>> BEGIN PROVIDED INFORMATION

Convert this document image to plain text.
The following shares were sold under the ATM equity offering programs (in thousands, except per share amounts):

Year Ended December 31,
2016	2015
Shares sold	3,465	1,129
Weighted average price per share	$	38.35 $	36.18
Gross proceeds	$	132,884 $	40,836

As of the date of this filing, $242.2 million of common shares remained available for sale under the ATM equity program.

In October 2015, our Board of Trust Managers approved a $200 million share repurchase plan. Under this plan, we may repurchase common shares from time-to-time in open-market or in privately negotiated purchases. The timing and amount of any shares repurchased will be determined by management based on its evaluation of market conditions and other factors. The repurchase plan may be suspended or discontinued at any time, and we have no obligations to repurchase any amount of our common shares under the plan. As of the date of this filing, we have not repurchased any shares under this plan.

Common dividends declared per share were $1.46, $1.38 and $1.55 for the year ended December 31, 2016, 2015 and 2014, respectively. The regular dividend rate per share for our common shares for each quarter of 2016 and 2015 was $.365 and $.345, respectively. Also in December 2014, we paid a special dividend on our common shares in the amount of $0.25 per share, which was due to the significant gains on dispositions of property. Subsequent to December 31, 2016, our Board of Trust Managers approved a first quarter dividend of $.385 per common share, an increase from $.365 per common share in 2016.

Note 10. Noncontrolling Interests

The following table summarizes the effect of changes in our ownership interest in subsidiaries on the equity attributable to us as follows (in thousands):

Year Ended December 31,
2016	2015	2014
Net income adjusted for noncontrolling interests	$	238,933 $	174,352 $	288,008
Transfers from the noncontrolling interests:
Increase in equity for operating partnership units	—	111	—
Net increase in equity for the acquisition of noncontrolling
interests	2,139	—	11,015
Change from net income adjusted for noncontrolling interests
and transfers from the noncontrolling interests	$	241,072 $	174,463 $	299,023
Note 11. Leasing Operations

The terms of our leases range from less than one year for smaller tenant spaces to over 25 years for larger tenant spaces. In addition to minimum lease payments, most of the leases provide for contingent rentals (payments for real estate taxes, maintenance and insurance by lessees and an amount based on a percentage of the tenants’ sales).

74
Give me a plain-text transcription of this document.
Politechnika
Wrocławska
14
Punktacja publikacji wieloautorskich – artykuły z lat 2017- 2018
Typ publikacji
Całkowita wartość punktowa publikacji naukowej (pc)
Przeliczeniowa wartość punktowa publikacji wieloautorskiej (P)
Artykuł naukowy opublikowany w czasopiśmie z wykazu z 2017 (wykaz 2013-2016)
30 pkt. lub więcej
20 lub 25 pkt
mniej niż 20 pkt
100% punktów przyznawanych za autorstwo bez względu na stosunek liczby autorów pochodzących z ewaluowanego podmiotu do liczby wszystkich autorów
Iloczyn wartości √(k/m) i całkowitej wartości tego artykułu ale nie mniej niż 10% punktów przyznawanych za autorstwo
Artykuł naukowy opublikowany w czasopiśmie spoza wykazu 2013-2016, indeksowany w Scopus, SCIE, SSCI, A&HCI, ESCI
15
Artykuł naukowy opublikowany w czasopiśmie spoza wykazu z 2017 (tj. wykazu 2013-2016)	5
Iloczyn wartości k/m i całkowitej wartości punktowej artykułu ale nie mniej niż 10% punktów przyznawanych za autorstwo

>> END PROVIDED INFORMATION

| WHAT IS ASKED |
Copy out every line from the material above in which the word "Note" appears.

| COMPLETED EXERCISE |
Note 10. Noncontrolling Interests
Note 11. Leasing Operations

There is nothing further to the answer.